-- Start of Data lines --

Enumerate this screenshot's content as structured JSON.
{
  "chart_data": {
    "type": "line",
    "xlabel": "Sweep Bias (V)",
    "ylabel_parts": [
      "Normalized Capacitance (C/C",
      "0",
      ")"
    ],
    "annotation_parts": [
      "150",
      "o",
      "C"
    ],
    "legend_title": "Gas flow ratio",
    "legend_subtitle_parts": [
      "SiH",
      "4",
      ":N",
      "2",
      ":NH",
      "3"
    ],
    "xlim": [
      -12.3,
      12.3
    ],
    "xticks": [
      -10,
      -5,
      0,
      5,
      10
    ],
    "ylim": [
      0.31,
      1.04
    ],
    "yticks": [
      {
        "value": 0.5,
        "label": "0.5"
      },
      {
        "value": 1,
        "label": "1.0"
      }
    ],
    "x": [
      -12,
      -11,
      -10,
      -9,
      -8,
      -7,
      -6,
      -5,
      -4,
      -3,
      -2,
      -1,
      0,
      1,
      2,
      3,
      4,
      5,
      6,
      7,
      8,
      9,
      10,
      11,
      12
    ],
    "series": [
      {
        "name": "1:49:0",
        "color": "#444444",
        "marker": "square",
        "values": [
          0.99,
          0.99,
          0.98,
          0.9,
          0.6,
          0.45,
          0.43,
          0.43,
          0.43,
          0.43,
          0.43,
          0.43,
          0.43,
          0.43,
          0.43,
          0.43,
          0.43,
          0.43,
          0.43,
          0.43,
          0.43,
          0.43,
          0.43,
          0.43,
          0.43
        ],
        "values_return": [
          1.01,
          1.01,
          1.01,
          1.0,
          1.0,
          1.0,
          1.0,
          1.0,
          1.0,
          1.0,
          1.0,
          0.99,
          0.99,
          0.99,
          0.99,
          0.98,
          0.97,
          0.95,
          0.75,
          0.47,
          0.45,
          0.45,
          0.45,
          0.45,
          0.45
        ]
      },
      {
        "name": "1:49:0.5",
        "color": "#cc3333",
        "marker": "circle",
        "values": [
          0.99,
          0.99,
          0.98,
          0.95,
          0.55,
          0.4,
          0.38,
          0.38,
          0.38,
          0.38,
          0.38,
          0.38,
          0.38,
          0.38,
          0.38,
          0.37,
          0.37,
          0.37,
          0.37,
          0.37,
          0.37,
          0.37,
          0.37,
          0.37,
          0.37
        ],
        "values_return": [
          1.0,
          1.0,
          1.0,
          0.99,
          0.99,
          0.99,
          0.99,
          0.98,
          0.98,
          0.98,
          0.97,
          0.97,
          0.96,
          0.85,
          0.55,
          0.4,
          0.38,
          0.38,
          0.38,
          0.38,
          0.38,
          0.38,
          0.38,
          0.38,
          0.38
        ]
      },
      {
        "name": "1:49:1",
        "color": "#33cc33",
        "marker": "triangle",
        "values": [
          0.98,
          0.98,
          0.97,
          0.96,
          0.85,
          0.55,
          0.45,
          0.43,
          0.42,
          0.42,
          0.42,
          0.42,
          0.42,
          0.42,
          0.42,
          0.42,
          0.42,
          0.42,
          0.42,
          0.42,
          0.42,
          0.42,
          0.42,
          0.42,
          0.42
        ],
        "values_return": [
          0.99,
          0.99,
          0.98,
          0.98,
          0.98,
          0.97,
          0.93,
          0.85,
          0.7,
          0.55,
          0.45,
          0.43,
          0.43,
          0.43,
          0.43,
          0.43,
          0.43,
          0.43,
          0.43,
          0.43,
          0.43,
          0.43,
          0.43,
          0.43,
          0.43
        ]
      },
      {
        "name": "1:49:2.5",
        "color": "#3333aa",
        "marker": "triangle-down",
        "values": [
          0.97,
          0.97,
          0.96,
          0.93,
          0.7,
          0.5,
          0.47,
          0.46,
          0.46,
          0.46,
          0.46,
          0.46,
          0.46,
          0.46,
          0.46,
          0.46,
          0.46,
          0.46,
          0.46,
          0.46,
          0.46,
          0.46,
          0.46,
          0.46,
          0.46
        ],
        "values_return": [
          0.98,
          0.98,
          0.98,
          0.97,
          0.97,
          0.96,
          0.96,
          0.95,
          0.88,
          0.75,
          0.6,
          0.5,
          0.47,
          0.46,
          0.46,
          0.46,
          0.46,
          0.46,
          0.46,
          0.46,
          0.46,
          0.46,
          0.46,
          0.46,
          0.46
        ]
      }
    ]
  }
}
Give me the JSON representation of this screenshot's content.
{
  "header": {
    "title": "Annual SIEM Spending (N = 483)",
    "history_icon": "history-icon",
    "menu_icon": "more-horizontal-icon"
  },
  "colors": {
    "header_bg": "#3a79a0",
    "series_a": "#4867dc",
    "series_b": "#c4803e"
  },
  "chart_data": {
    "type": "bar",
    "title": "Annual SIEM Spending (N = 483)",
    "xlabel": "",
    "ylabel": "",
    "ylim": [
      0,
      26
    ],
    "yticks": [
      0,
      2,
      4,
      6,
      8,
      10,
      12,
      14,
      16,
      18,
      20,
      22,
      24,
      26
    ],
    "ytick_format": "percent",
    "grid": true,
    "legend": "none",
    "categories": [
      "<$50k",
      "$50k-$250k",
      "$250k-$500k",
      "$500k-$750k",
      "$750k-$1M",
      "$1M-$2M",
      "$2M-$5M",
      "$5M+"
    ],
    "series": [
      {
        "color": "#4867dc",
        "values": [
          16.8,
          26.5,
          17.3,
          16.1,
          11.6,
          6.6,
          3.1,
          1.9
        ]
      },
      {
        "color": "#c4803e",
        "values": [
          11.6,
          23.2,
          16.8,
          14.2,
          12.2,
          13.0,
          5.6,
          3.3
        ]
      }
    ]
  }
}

-- End of Data lines --

**What you need to do:**
The full set of records should be duplicated exactly.

**Expected answer:**
Enumerate this screenshot's content as structured JSON.
{
  "chart_data": {
    "type": "line",
    "xlabel": "Sweep Bias (V)",
    "ylabel_parts": [
      "Normalized Capacitance (C/C",
      "0",
      ")"
    ],
    "annotation_parts": [
      "150",
      "o",
      "C"
    ],
    "legend_title": "Gas flow ratio",
    "legend_subtitle_parts": [
      "SiH",
      "4",
      ":N",
      "2",
      ":NH",
      "3"
    ],
    "xlim": [
      -12.3,
      12.3
    ],
    "xticks": [
      -10,
      -5,
      0,
      5,
      10
    ],
    "ylim": [
      0.31,
      1.04
    ],
    "yticks": [
      {
        "value": 0.5,
        "label": "0.5"
      },
      {
        "value": 1,
        "label": "1.0"
      }
    ],
    "x": [
      -12,
      -11,
      -10,
      -9,
      -8,
      -7,
      -6,
      -5,
      -4,
      -3,
      -2,
      -1,
      0,
      1,
      2,
      3,
      4,
      5,
      6,
      7,
      8,
      9,
      10,
      11,
      12
    ],
    "series": [
      {
        "name": "1:49:0",
        "color": "#444444",
        "marker": "square",
        "values": [
          0.99,
          0.99,
          0.98,
          0.9,
          0.6,
          0.45,
          0.43,
          0.43,
          0.43,
          0.43,
          0.43,
          0.43,
          0.43,
          0.43,
          0.43,
          0.43,
          0.43,
          0.43,
          0.43,
          0.43,
          0.43,
          0.43,
          0.43,
          0.43,
          0.43
        ],
        "values_return": [
          1.01,
          1.01,
          1.01,
          1.0,
          1.0,
          1.0,
          1.0,
          1.0,
          1.0,
          1.0,
          1.0,
          0.99,
          0.99,
          0.99,
          0.99,
          0.98,
          0.97,
          0.95,
          0.75,
          0.47,
          0.45,
          0.45,
          0.45,
          0.45,
          0.45
        ]
      },
      {
        "name": "1:49:0.5",
        "color": "#cc3333",
        "marker": "circle",
        "values": [
          0.99,
          0.99,
          0.98,
          0.95,
          0.55,
          0.4,
          0.38,
          0.38,
          0.38,
          0.38,
          0.38,
          0.38,
          0.38,
          0.38,
          0.38,
          0.37,
          0.37,
          0.37,
          0.37,
          0.37,
          0.37,
          0.37,
          0.37,
          0.37,
          0.37
        ],
        "values_return": [
          1.0,
          1.0,
          1.0,
          0.99,
          0.99,
          0.99,
          0.99,
          0.98,
          0.98,
          0.98,
          0.97,
          0.97,
          0.96,
          0.85,
          0.55,
          0.4,
          0.38,
          0.38,
          0.38,
          0.38,
          0.38,
          0.38,
          0.38,
          0.38,
          0.38
        ]
      },
      {
        "name": "1:49:1",
        "color": "#33cc33",
        "marker": "triangle",
        "values": [
          0.98,
          0.98,
          0.97,
          0.96,
          0.85,
          0.55,
          0.45,
          0.43,
          0.42,
          0.42,
          0.42,
          0.42,
          0.42,
          0.42,
          0.42,
          0.42,
          0.42,
          0.42,
          0.42,
          0.42,
          0.42,
          0.42,
          0.42,
          0.42,
          0.42
        ],
        "values_return": [
          0.99,
          0.99,
          0.98,
          0.98,
          0.98,
          0.97,
          0.93,
          0.85,
          0.7,
          0.55,
          0.45,
          0.43,
          0.43,
          0.43,
          0.43,
          0.43,
          0.43,
          0.43,
          0.43,
          0.43,
          0.43,
          0.43,
          0.43,
          0.43,
          0.43
        ]
      },
      {
        "name": "1:49:2.5",
        "color": "#3333aa",
        "marker": "triangle-down",
        "values": [
          0.97,
          0.97,
          0.96,
          0.93,
          0.7,
          0.5,
          0.47,
          0.46,
          0.46,
          0.46,
          0.46,
          0.46,
          0.46,
          0.46,
          0.46,
          0.46,
          0.46,
          0.46,
          0.46,
          0.46,
          0.46,
          0.46,
          0.46,
          0.46,
          0.46
        ],
        "values_return": [
          0.98,
          0.98,
          0.98,
          0.97,
          0.97,
          0.96,
          0.96,
          0.95,
          0.88,
          0.75,
          0.6,
          0.5,
          0.47,
          0.46,
          0.46,
          0.46,
          0.46,
          0.46,
          0.46,
          0.46,
          0.46,
          0.46,
          0.46,
          0.46,
          0.46
        ]
      }
    ]
  }
}
Give me the JSON representation of this screenshot's content.
{
  "header": {
    "title": "Annual SIEM Spending (N = 483)",
    "history_icon": "history-icon",
    "menu_icon": "more-horizontal-icon"
  },
  "colors": {
    "header_bg": "#3a79a0",
    "series_a": "#4867dc",
    "series_b": "#c4803e"
  },
  "chart_data": {
    "type": "bar",
    "title": "Annual SIEM Spending (N = 483)",
    "xlabel": "",
    "ylabel": "",
    "ylim": [
      0,
      26
    ],
    "yticks": [
      0,
      2,
      4,
      6,
      8,
      10,
      12,
      14,
      16,
      18,
      20,
      22,
      24,
      26
    ],
    "ytick_format": "percent",
    "grid": true,
    "legend": "none",
    "categories": [
      "<$50k",
      "$50k-$250k",
      "$250k-$500k",
      "$500k-$750k",
      "$750k-$1M",
      "$1M-$2M",
      "$2M-$5M",
      "$5M+"
    ],
    "series": [
      {
        "color": "#4867dc",
        "values": [
          16.8,
          26.5,
          17.3,
          16.1,
          11.6,
          6.6,
          3.1,
          1.9
        ]
      },
      {
        "color": "#c4803e",
        "values": [
          11.6,
          23.2,
          16.8,
          14.2,
          12.2,
          13.0,
          5.6,
          3.3
        ]
      }
    ]
  }
}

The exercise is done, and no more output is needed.